>> Begin ENTRIES SHOWN
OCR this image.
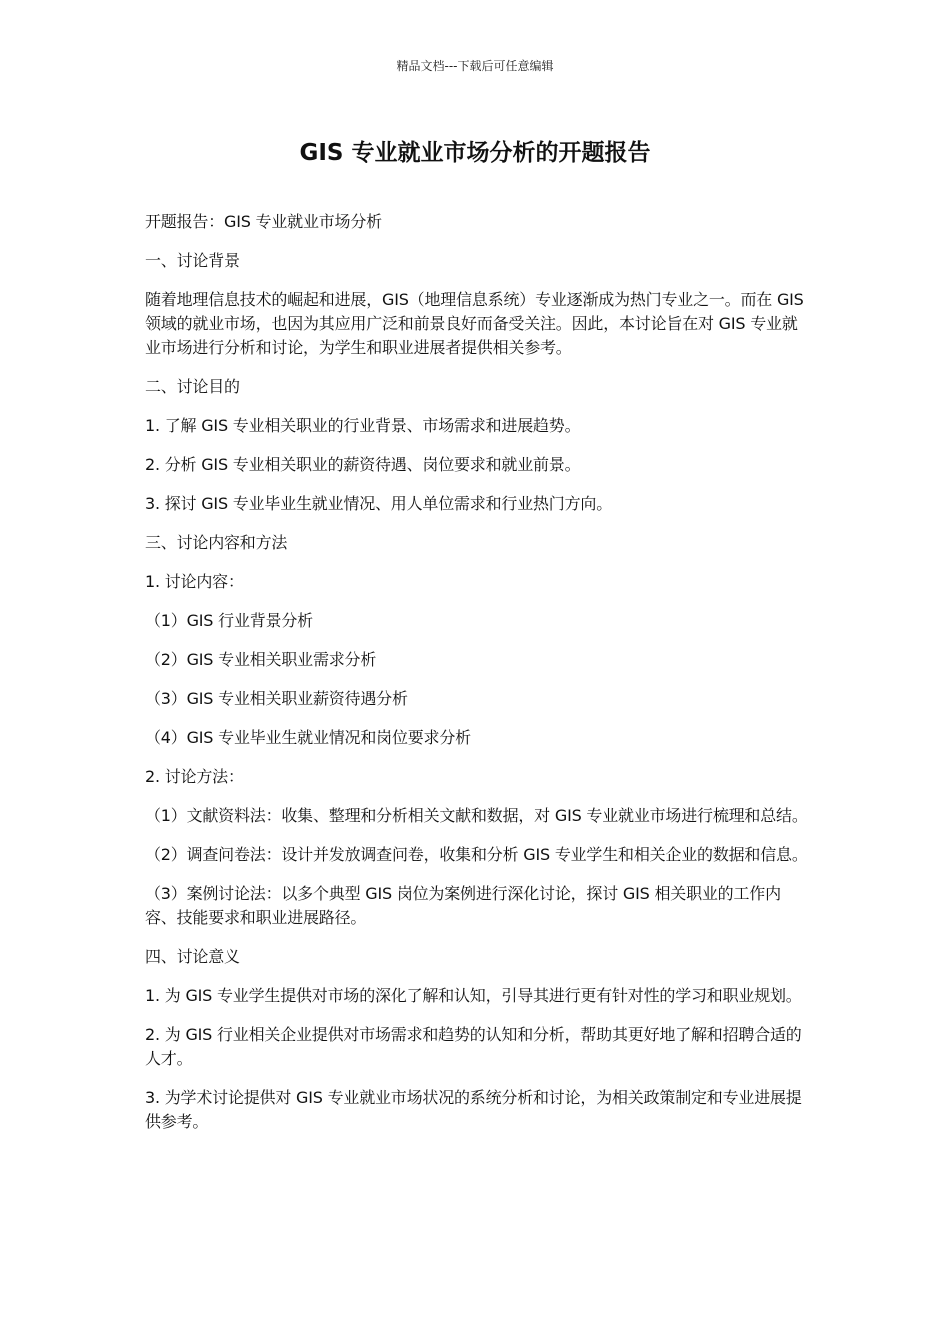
精品文档---下载后可任意编辑
GIS 专业就业市场分析的开题报告

开题报告：GIS 专业就业市场分析

一、讨论背景

随着地理信息技术的崛起和进展，GIS（地理信息系统）专业逐渐成为热门专业之一。而在 GIS 领域的就业市场，也因为其应用广泛和前景良好而备受关注。因此，本讨论旨在对 GIS 专业就业市场进行分析和讨论，为学生和职业进展者提供相关参考。

二、讨论目的

1. 了解 GIS 专业相关职业的行业背景、市场需求和进展趋势。

2. 分析 GIS 专业相关职业的薪资待遇、岗位要求和就业前景。

3. 探讨 GIS 专业毕业生就业情况、用人单位需求和行业热门方向。

三、讨论内容和方法

1. 讨论内容：

（1）GIS 行业背景分析

（2）GIS 专业相关职业需求分析

（3）GIS 专业相关职业薪资待遇分析

（4）GIS 专业毕业生就业情况和岗位要求分析

2. 讨论方法：

（1）文献资料法：收集、整理和分析相关文献和数据，对 GIS 专业就业市场进行梳理和总结。

（2）调查问卷法：设计并发放调查问卷，收集和分析 GIS 专业学生和相关企业的数据和信息。

（3）案例讨论法：以多个典型 GIS 岗位为案例进行深化讨论，探讨 GIS 相关职业的工作内容、技能要求和职业进展路径。

四、讨论意义

1. 为 GIS 专业学生提供对市场的深化了解和认知，引导其进行更有针对性的学习和职业规划。

2. 为 GIS 行业相关企业提供对市场需求和趋势的认知和分析，帮助其更好地了解和招聘合适的人才。

3. 为学术讨论提供对 GIS 专业就业市场状况的系统分析和讨论，为相关政策制定和专业进展提供参考。
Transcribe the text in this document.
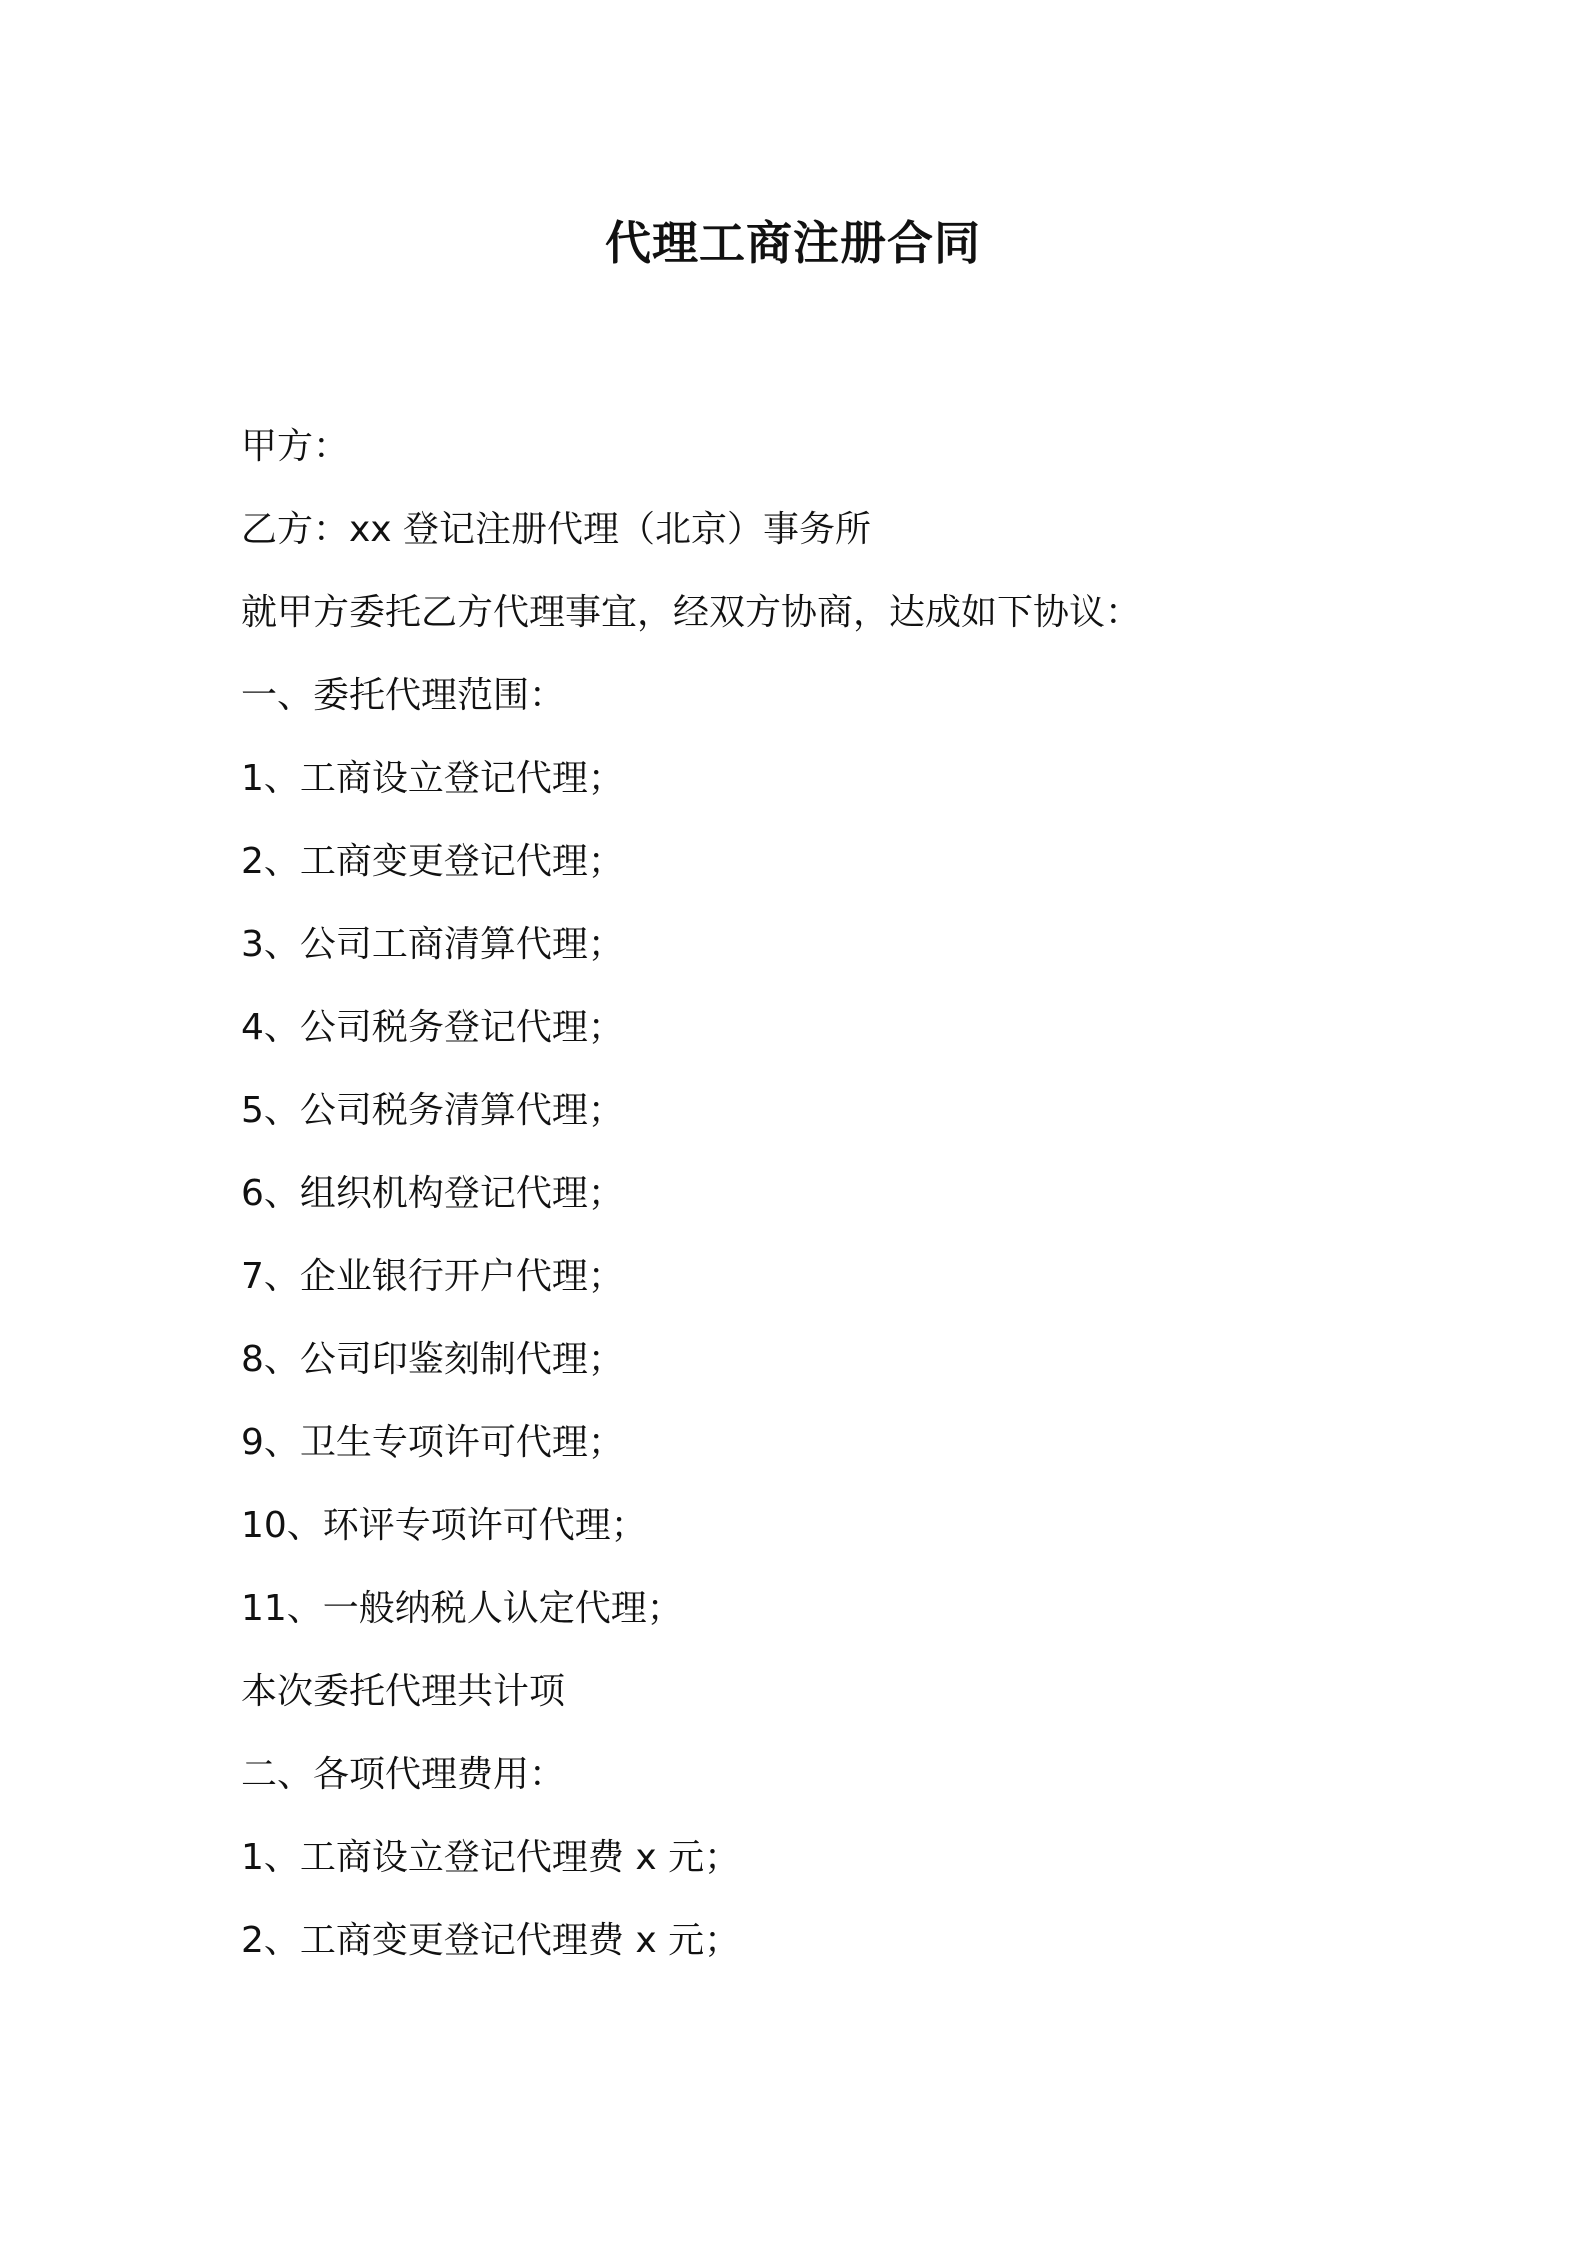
代理工商注册合同
甲方：
乙方：xx 登记注册代理（北京）事务所
就甲方委托乙方代理事宜，经双方协商，达成如下协议：
一、委托代理范围：
1、工商设立登记代理；
2、工商变更登记代理；
3、公司工商清算代理；
4、公司税务登记代理；
5、公司税务清算代理；
6、组织机构登记代理；
7、企业银行开户代理；
8、公司印鉴刻制代理；
9、卫生专项许可代理；
10、环评专项许可代理；
11、一般纳税人认定代理；
本次委托代理共计项
二、各项代理费用：
1、工商设立登记代理费 x 元；
2、工商变更登记代理费 x 元；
>> End ENTRIES SHOWN
- _WHAT YOU WILL DO_:
Without the pictures, restate each entry exactly.

- _RESULT OF THIS EXERCISE_:
OCR this image.
精品文档---下载后可任意编辑
GIS 专业就业市场分析的开题报告

开题报告：GIS 专业就业市场分析

一、讨论背景

随着地理信息技术的崛起和进展，GIS（地理信息系统）专业逐渐成为热门专业之一。而在 GIS 领域的就业市场，也因为其应用广泛和前景良好而备受关注。因此，本讨论旨在对 GIS 专业就业市场进行分析和讨论，为学生和职业进展者提供相关参考。

二、讨论目的

1. 了解 GIS 专业相关职业的行业背景、市场需求和进展趋势。

2. 分析 GIS 专业相关职业的薪资待遇、岗位要求和就业前景。

3. 探讨 GIS 专业毕业生就业情况、用人单位需求和行业热门方向。

三、讨论内容和方法

1. 讨论内容：

（1）GIS 行业背景分析

（2）GIS 专业相关职业需求分析

（3）GIS 专业相关职业薪资待遇分析

（4）GIS 专业毕业生就业情况和岗位要求分析

2. 讨论方法：

（1）文献资料法：收集、整理和分析相关文献和数据，对 GIS 专业就业市场进行梳理和总结。

（2）调查问卷法：设计并发放调查问卷，收集和分析 GIS 专业学生和相关企业的数据和信息。

（3）案例讨论法：以多个典型 GIS 岗位为案例进行深化讨论，探讨 GIS 相关职业的工作内容、技能要求和职业进展路径。

四、讨论意义

1. 为 GIS 专业学生提供对市场的深化了解和认知，引导其进行更有针对性的学习和职业规划。

2. 为 GIS 行业相关企业提供对市场需求和趋势的认知和分析，帮助其更好地了解和招聘合适的人才。

3. 为学术讨论提供对 GIS 专业就业市场状况的系统分析和讨论，为相关政策制定和专业进展提供参考。
Transcribe the text in this document.
代理工商注册合同
甲方：
乙方：xx 登记注册代理（北京）事务所
就甲方委托乙方代理事宜，经双方协商，达成如下协议：
一、委托代理范围：
1、工商设立登记代理；
2、工商变更登记代理；
3、公司工商清算代理；
4、公司税务登记代理；
5、公司税务清算代理；
6、组织机构登记代理；
7、企业银行开户代理；
8、公司印鉴刻制代理；
9、卫生专项许可代理；
10、环评专项许可代理；
11、一般纳税人认定代理；
本次委托代理共计项
二、各项代理费用：
1、工商设立登记代理费 x 元；
2、工商变更登记代理费 x 元；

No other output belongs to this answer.